[start]

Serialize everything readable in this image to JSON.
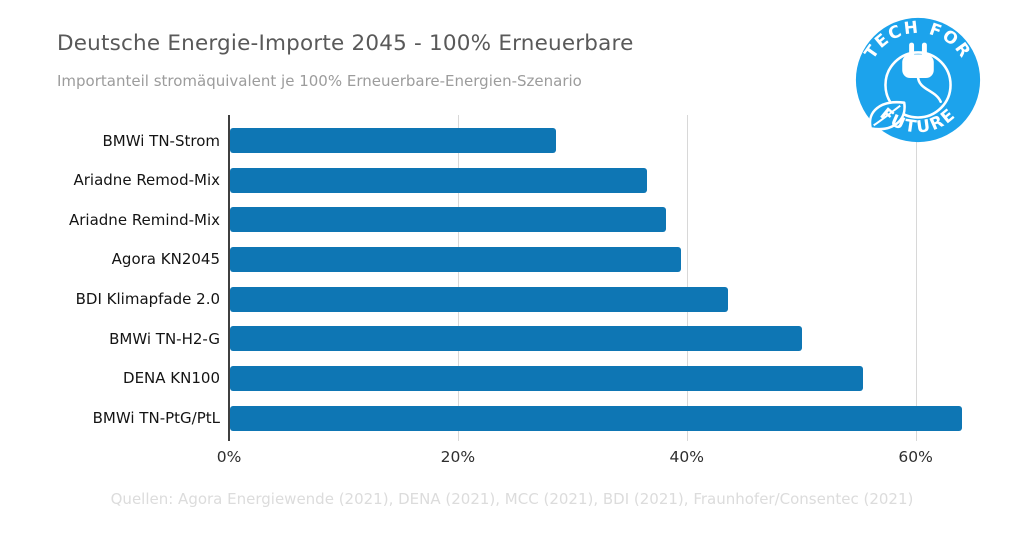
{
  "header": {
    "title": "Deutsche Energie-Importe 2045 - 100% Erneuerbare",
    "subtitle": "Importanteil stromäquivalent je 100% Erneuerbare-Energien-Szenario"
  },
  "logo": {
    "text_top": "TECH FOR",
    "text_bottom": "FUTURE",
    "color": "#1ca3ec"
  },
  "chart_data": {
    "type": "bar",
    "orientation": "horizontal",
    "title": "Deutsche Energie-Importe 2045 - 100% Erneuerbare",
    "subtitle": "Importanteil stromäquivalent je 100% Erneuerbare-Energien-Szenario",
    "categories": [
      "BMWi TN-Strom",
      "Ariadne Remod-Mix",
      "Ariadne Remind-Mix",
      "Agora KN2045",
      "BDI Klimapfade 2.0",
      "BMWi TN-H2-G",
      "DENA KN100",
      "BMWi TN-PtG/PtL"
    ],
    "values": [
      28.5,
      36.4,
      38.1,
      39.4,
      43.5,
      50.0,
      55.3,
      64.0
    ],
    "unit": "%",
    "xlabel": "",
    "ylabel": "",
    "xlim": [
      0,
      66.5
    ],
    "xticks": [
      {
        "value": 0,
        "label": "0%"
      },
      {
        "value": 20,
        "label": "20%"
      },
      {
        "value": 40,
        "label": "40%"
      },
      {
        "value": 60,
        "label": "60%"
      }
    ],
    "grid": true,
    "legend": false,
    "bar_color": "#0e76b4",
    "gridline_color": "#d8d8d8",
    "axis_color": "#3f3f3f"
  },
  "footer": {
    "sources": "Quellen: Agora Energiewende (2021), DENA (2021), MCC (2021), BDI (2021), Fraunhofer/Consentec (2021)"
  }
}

[end]
[start]

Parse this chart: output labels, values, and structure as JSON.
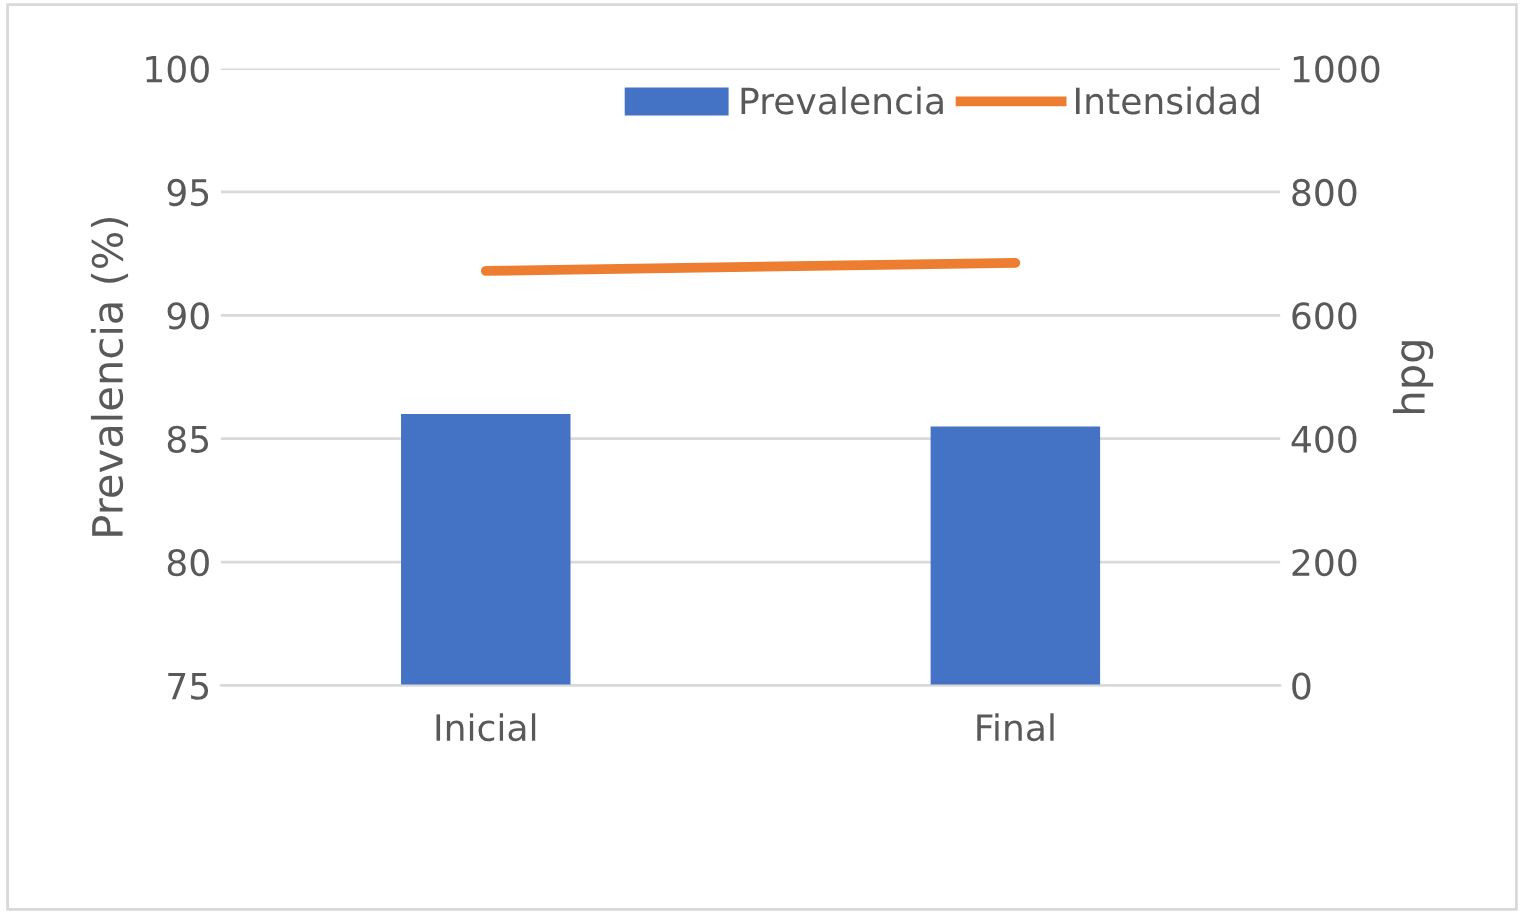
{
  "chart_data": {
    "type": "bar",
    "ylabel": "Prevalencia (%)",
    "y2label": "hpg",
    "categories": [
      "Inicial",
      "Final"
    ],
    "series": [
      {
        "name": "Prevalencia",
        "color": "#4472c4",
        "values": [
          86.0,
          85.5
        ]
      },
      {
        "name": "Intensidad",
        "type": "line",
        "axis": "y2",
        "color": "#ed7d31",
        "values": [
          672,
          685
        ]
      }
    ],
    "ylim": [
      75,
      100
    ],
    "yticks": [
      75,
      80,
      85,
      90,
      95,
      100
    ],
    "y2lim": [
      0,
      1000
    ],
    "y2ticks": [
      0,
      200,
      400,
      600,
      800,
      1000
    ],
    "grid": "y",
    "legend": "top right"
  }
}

[end]

* [Direction] Find the number of lines in which the word "Erneuerbare" occurs, and write nothing but that number.

* [Exercise output] 4